*What the task requires*. Locate and copy all lines bearing the word "Book".

:: Listed entries ::

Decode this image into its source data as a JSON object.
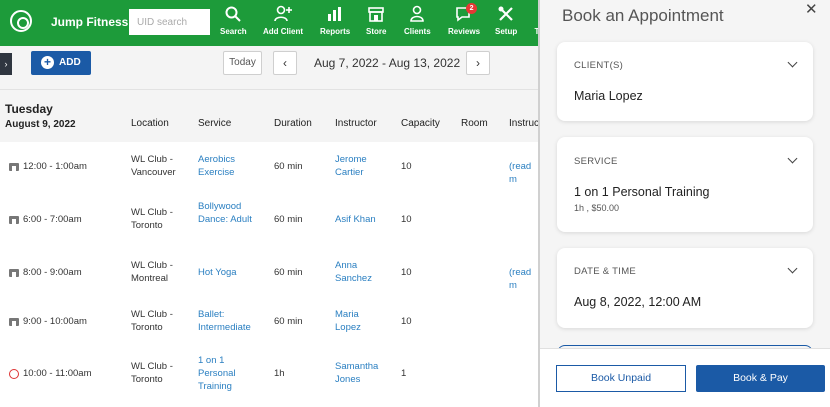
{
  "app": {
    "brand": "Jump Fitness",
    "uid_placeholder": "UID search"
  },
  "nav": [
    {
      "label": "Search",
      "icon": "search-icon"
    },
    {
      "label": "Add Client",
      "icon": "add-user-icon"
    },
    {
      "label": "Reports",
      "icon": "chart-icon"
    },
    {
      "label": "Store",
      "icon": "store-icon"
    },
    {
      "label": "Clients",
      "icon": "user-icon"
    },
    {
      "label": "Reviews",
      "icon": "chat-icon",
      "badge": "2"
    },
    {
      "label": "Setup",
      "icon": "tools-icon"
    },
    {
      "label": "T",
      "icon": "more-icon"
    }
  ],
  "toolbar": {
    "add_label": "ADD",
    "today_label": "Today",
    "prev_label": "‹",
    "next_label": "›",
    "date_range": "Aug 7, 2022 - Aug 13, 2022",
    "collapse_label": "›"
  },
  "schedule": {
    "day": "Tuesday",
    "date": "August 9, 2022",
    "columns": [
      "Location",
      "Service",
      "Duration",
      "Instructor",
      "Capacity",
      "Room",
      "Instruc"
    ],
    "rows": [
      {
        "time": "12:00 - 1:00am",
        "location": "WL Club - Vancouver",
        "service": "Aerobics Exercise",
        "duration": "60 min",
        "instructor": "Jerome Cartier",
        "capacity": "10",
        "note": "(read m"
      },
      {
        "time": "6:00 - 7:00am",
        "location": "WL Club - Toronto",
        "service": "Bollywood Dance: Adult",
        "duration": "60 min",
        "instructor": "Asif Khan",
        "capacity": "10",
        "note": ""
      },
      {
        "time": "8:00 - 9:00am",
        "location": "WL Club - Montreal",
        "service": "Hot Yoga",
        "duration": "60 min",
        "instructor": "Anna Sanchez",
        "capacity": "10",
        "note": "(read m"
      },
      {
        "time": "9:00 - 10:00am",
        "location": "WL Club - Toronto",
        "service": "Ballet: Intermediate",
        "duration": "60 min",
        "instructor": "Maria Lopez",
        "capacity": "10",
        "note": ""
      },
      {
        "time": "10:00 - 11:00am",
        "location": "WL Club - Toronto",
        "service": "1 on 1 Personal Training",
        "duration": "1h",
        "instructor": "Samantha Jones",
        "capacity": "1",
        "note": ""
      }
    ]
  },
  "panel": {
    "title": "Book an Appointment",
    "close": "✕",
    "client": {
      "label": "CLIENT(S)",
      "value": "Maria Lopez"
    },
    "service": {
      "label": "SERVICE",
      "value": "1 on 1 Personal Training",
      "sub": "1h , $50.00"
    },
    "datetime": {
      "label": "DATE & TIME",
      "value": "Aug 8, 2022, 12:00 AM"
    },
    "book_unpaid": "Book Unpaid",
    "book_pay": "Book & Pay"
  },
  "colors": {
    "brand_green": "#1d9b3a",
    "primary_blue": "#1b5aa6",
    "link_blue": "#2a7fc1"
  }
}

:::

*Completed exercise*.
    "title": "Book an Appointment",
    "book_unpaid": "Book Unpaid",
    "book_pay": "Book & Pay"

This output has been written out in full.